● WHAT YOU HAVE TO DO:
Transcribe the records below exactly as they appear.

● RECORDS SHOWN:
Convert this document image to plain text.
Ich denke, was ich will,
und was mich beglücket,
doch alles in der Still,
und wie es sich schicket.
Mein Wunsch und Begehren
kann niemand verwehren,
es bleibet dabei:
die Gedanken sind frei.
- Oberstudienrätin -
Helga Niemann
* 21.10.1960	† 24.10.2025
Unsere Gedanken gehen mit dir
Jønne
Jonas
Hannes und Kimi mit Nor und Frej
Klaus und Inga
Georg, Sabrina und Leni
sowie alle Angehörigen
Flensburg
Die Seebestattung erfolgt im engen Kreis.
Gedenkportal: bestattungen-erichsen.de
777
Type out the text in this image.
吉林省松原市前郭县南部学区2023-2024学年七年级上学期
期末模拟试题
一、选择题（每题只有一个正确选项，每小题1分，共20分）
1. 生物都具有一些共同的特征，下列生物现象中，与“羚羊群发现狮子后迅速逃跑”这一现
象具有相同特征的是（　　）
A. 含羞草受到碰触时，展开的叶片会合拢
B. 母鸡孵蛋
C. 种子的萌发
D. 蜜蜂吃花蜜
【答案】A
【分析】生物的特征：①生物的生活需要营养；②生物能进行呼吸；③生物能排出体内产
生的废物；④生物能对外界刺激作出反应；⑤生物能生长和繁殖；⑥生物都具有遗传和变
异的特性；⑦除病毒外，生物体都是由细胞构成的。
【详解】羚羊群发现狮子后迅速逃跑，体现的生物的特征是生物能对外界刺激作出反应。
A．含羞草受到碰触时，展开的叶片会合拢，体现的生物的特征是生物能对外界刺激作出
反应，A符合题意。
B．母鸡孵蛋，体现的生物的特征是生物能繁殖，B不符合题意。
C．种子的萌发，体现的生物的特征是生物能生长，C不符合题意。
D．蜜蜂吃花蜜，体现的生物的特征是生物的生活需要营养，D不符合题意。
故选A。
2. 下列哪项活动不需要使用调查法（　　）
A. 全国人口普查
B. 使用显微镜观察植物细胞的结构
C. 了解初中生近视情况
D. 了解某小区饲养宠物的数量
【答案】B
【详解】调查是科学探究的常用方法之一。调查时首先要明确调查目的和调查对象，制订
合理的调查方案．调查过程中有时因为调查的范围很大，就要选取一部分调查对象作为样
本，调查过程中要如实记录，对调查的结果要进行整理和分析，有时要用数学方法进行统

● OUTPUT OF THE EXERCISE:
Convert this document image to plain text.
Ich denke, was ich will,
und was mich beglücket,
doch alles in der Still,
und wie es sich schicket.
Mein Wunsch und Begehren
kann niemand verwehren,
es bleibet dabei:
die Gedanken sind frei.
- Oberstudienrätin -
Helga Niemann
* 21.10.1960	† 24.10.2025
Unsere Gedanken gehen mit dir
Jønne
Jonas
Hannes und Kimi mit Nor und Frej
Klaus und Inga
Georg, Sabrina und Leni
sowie alle Angehörigen
Flensburg
Die Seebestattung erfolgt im engen Kreis.
Gedenkportal: bestattungen-erichsen.de
777
Type out the text in this image.
吉林省松原市前郭县南部学区2023-2024学年七年级上学期
期末模拟试题
一、选择题（每题只有一个正确选项，每小题1分，共20分）
1. 生物都具有一些共同的特征，下列生物现象中，与“羚羊群发现狮子后迅速逃跑”这一现
象具有相同特征的是（　　）
A. 含羞草受到碰触时，展开的叶片会合拢
B. 母鸡孵蛋
C. 种子的萌发
D. 蜜蜂吃花蜜
【答案】A
【分析】生物的特征：①生物的生活需要营养；②生物能进行呼吸；③生物能排出体内产
生的废物；④生物能对外界刺激作出反应；⑤生物能生长和繁殖；⑥生物都具有遗传和变
异的特性；⑦除病毒外，生物体都是由细胞构成的。
【详解】羚羊群发现狮子后迅速逃跑，体现的生物的特征是生物能对外界刺激作出反应。
A．含羞草受到碰触时，展开的叶片会合拢，体现的生物的特征是生物能对外界刺激作出
反应，A符合题意。
B．母鸡孵蛋，体现的生物的特征是生物能繁殖，B不符合题意。
C．种子的萌发，体现的生物的特征是生物能生长，C不符合题意。
D．蜜蜂吃花蜜，体现的生物的特征是生物的生活需要营养，D不符合题意。
故选A。
2. 下列哪项活动不需要使用调查法（　　）
A. 全国人口普查
B. 使用显微镜观察植物细胞的结构
C. 了解初中生近视情况
D. 了解某小区饲养宠物的数量
【答案】B
【详解】调查是科学探究的常用方法之一。调查时首先要明确调查目的和调查对象，制订
合理的调查方案．调查过程中有时因为调查的范围很大，就要选取一部分调查对象作为样
本，调查过程中要如实记录，对调查的结果要进行整理和分析，有时要用数学方法进行统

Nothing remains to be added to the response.